*DIRECTIONS FOR THIS TASK*
Select, from the data, each line where "System" occurs.

*DATA IN THIS EXERCISE*
....
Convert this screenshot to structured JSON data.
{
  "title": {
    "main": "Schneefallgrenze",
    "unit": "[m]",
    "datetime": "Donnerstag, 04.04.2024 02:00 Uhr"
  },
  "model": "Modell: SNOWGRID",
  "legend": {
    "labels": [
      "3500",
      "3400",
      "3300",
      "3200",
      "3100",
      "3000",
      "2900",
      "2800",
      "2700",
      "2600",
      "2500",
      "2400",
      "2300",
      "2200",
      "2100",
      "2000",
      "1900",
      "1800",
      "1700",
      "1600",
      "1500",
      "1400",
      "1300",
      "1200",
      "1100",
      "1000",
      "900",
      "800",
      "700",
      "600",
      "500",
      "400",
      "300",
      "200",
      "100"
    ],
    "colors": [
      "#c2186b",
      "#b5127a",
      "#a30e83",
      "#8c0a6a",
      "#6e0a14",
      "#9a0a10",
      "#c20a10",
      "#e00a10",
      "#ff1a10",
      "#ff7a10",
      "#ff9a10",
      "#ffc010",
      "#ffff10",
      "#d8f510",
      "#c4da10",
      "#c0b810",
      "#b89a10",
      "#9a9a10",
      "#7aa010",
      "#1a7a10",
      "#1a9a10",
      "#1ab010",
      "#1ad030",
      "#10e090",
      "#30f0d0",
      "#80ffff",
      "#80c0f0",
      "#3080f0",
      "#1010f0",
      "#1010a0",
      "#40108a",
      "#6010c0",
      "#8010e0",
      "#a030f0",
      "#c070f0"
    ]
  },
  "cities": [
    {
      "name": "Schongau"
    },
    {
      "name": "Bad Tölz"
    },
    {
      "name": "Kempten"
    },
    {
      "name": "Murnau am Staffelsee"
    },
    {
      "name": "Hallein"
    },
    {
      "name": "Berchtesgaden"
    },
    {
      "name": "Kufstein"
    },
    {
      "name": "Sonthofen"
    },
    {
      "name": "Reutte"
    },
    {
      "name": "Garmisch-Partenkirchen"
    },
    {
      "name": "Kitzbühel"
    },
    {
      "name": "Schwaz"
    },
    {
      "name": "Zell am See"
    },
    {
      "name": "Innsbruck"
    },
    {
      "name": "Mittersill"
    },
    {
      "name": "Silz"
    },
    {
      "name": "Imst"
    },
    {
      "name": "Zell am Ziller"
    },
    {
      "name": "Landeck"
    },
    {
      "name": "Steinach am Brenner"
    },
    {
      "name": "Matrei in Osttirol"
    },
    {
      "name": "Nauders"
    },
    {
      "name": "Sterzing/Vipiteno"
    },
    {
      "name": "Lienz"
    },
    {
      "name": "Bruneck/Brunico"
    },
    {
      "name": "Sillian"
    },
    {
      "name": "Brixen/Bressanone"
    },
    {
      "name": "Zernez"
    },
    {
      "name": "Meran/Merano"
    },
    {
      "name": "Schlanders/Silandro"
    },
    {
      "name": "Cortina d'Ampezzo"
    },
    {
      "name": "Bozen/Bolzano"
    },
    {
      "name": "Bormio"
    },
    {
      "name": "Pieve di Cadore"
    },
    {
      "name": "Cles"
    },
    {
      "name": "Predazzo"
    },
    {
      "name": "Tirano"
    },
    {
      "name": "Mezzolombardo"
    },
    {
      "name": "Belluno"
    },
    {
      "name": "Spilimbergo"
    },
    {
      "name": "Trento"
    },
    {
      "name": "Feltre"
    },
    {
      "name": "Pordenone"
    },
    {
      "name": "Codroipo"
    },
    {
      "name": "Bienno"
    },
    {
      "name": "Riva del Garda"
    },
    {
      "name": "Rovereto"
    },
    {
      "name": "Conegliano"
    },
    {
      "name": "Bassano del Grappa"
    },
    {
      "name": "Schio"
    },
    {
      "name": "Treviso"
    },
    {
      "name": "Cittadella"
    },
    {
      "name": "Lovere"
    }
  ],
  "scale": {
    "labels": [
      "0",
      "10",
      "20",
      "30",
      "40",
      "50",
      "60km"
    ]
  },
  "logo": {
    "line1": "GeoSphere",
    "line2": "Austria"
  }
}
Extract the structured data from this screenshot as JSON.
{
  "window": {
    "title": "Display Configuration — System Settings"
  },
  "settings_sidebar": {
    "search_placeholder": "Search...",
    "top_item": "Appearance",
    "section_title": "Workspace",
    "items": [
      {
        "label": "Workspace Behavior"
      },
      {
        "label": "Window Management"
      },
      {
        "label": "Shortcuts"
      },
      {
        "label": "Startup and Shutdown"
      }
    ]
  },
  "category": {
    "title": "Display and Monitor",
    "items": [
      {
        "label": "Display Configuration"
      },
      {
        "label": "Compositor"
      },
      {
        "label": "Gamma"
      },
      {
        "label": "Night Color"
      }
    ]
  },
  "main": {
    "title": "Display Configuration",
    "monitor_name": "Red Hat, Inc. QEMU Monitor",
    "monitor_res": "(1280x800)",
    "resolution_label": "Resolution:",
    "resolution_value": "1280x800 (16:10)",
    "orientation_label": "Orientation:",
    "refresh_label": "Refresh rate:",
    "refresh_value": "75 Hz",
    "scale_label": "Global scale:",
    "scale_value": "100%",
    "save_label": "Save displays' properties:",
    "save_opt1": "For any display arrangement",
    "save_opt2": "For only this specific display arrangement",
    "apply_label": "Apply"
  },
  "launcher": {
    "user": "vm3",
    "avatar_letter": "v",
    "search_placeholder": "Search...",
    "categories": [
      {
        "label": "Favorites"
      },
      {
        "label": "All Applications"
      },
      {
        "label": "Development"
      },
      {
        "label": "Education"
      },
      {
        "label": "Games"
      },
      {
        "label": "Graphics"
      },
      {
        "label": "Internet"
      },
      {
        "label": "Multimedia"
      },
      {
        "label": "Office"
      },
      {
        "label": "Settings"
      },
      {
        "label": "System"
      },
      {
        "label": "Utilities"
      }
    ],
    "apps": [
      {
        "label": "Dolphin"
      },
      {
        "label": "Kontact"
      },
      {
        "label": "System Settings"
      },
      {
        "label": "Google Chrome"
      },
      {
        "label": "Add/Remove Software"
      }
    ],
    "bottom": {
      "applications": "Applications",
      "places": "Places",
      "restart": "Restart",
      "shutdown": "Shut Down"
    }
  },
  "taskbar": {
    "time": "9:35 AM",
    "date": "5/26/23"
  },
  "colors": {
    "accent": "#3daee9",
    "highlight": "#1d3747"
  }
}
....
*THE ANSWER*
    "title": "Display Configuration — System Settings"
        "label": "System"
        "label": "System Settings"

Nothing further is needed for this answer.